- _What needs to be done_
Reproduce every record exactly as it appears, but not the pictures.

- _Dataset extract_

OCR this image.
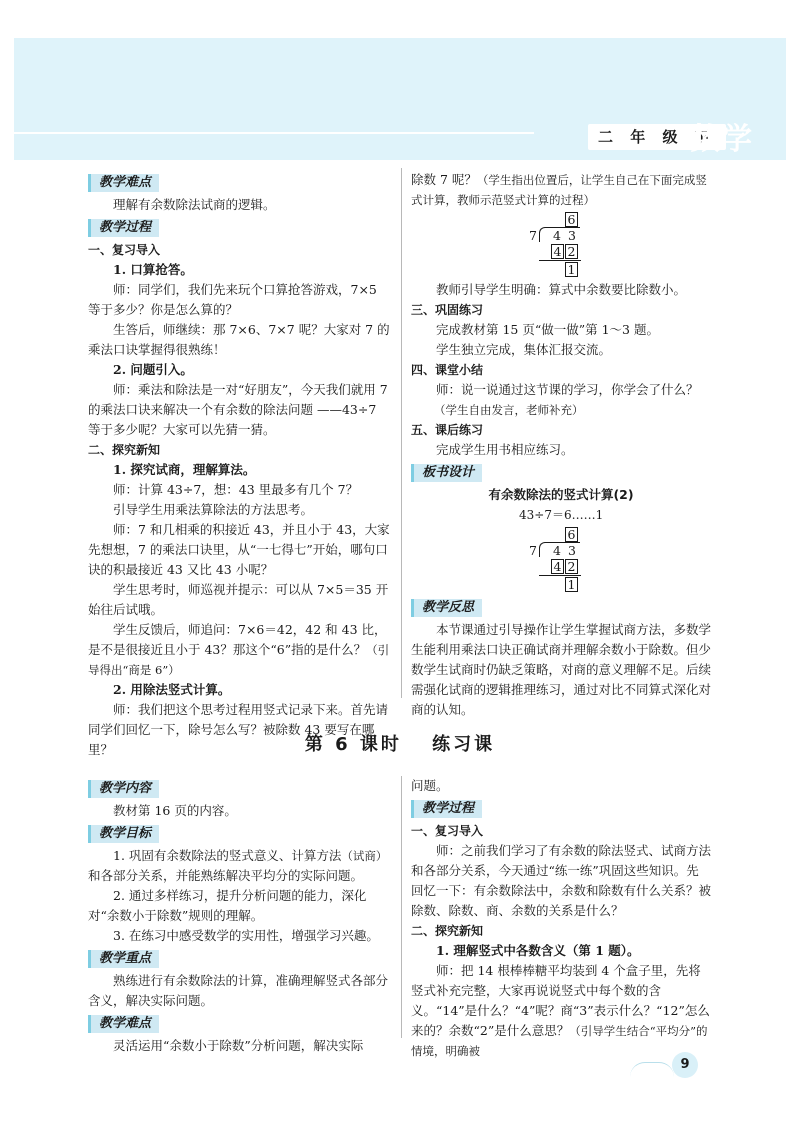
二 年 级 下
数学
教学难点

理解有余数除法试商的逻辑。

教学过程

一、复习导入

1. 口算抢答。

师：同学们，我们先来玩个口算抢答游戏，7×5 等于多少？你是怎么算的？

生答后，师继续：那 7×6、7×7 呢？大家对 7 的乘法口诀掌握得很熟练！

2. 问题引入。

师：乘法和除法是一对“好朋友”，今天我们就用 7 的乘法口诀来解决一个有余数的除法问题 ——43÷7 等于多少呢？大家可以先猜一猜。

二、探究新知

1. 探究试商，理解算法。

师：计算 43÷7，想：43 里最多有几个 7？

引导学生用乘法算除法的方法思考。

师：7 和几相乘的积接近 43，并且小于 43，大家先想想，7 的乘法口诀里，从“一七得七”开始，哪句口诀的积最接近 43 又比 43 小呢？

学生思考时，师巡视并提示：可以从 7×5＝35 开始往后试哦。

学生反馈后，师追问：7×6＝42，42 和 43 比，是不是很接近且小于 43？那这个“6”指的是什么？（引导得出“商是 6”）

2. 用除法竖式计算。

师：我们把这个思考过程用竖式记录下来。首先请同学们回忆一下，除号怎么写？被除数 43 要写在哪里？

除数 7 呢？（学生指出位置后，让学生自己在下面完成竖式计算，教师示范竖式计算的过程）

6
7 4 3
4 2
1

教师引导学生明确：算式中余数要比除数小。

三、巩固练习

完成教材第 15 页“做一做”第 1～3 题。

学生独立完成，集体汇报交流。

四、课堂小结

师：说一说通过这节课的学习，你学会了什么？

（学生自由发言，老师补充）

五、课后练习

完成学生用书相应练习。

板书设计

有余数除法的竖式计算(2)

43÷7＝6……1

6
7 4 3
4 2
1
教学反思

本节课通过引导操作让学生掌握试商方法，多数学生能利用乘法口诀正确试商并理解余数小于除数。但少数学生试商时仍缺乏策略，对商的意义理解不足。后续需强化试商的逻辑推理练习，通过对比不同算式深化对商的认知。

第 6 课时　 练习课
教学内容

教材第 16 页的内容。

教学目标

1. 巩固有余数除法的竖式意义、计算方法（试商）和各部分关系，并能熟练解决平均分的实际问题。

2. 通过多样练习，提升分析问题的能力，深化对“余数小于除数”规则的理解。

3. 在练习中感受数学的实用性，增强学习兴趣。

教学重点

熟练进行有余数除法的计算，准确理解竖式各部分含义，解决实际问题。

教学难点

灵活运用“余数小于除数”分析问题，解决实际

问题。

教学过程

一、复习导入

师：之前我们学习了有余数的除法竖式、试商方法和各部分关系，今天通过“练一练”巩固这些知识。先回忆一下：有余数除法中，余数和除数有什么关系？被除数、除数、商、余数的关系是什么？

二、探究新知

1. 理解竖式中各数含义（第 1 题）。

师：把 14 根棒棒糖平均装到 4 个盒子里，先将竖式补充完整，大家再说说竖式中每个数的含义。“14”是什么？“4”呢？商“3”表示什么？“12”怎么来的？余数“2”是什么意思？（引导学生结合“平均分”的情境，明确被

9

- _Output_
OCR this image.
二 年 级 下
数学
教学难点

理解有余数除法试商的逻辑。

教学过程

一、复习导入

1. 口算抢答。

师：同学们，我们先来玩个口算抢答游戏，7×5 等于多少？你是怎么算的？

生答后，师继续：那 7×6、7×7 呢？大家对 7 的乘法口诀掌握得很熟练！

2. 问题引入。

师：乘法和除法是一对“好朋友”，今天我们就用 7 的乘法口诀来解决一个有余数的除法问题 ——43÷7 等于多少呢？大家可以先猜一猜。

二、探究新知

1. 探究试商，理解算法。

师：计算 43÷7，想：43 里最多有几个 7？

引导学生用乘法算除法的方法思考。

师：7 和几相乘的积接近 43，并且小于 43，大家先想想，7 的乘法口诀里，从“一七得七”开始，哪句口诀的积最接近 43 又比 43 小呢？

学生思考时，师巡视并提示：可以从 7×5＝35 开始往后试哦。

学生反馈后，师追问：7×6＝42，42 和 43 比，是不是很接近且小于 43？那这个“6”指的是什么？（引导得出“商是 6”）

2. 用除法竖式计算。

师：我们把这个思考过程用竖式记录下来。首先请同学们回忆一下，除号怎么写？被除数 43 要写在哪里？

除数 7 呢？（学生指出位置后，让学生自己在下面完成竖式计算，教师示范竖式计算的过程）

6
7 4 3
4 2
1

教师引导学生明确：算式中余数要比除数小。

三、巩固练习

完成教材第 15 页“做一做”第 1～3 题。

学生独立完成，集体汇报交流。

四、课堂小结

师：说一说通过这节课的学习，你学会了什么？

（学生自由发言，老师补充）

五、课后练习

完成学生用书相应练习。

板书设计

有余数除法的竖式计算(2)

43÷7＝6……1

6
7 4 3
4 2
1
教学反思

本节课通过引导操作让学生掌握试商方法，多数学生能利用乘法口诀正确试商并理解余数小于除数。但少数学生试商时仍缺乏策略，对商的意义理解不足。后续需强化试商的逻辑推理练习，通过对比不同算式深化对商的认知。

第 6 课时　 练习课
教学内容

教材第 16 页的内容。

教学目标

1. 巩固有余数除法的竖式意义、计算方法（试商）和各部分关系，并能熟练解决平均分的实际问题。

2. 通过多样练习，提升分析问题的能力，深化对“余数小于除数”规则的理解。

3. 在练习中感受数学的实用性，增强学习兴趣。

教学重点

熟练进行有余数除法的计算，准确理解竖式各部分含义，解决实际问题。

教学难点

灵活运用“余数小于除数”分析问题，解决实际

问题。

教学过程

一、复习导入

师：之前我们学习了有余数的除法竖式、试商方法和各部分关系，今天通过“练一练”巩固这些知识。先回忆一下：有余数除法中，余数和除数有什么关系？被除数、除数、商、余数的关系是什么？

二、探究新知

1. 理解竖式中各数含义（第 1 题）。

师：把 14 根棒棒糖平均装到 4 个盒子里，先将竖式补充完整，大家再说说竖式中每个数的含义。“14”是什么？“4”呢？商“3”表示什么？“12”怎么来的？余数“2”是什么意思？（引导学生结合“平均分”的情境，明确被

9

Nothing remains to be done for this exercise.